ABOUT THIS EXERCISE
Go through the records and count the lines where the string "spread" occurs. Reply with the number only.

INFORMATION GIVEN
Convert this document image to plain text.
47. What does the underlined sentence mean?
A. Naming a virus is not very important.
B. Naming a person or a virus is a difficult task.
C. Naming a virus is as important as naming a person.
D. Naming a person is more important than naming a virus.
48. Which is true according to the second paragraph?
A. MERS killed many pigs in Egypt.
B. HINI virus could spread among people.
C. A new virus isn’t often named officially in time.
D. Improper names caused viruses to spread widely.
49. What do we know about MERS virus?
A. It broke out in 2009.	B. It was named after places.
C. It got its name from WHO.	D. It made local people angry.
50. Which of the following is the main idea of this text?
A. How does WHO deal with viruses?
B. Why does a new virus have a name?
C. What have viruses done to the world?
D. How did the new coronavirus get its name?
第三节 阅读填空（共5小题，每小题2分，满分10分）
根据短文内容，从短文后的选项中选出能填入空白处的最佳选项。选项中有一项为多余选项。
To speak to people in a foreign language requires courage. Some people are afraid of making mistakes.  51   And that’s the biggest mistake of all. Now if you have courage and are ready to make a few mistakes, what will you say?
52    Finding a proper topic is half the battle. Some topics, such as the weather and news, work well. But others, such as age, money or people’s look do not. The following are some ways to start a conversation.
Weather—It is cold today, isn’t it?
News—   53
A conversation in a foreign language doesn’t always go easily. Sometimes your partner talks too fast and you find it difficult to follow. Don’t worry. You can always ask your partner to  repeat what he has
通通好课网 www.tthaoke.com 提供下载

RESULT
2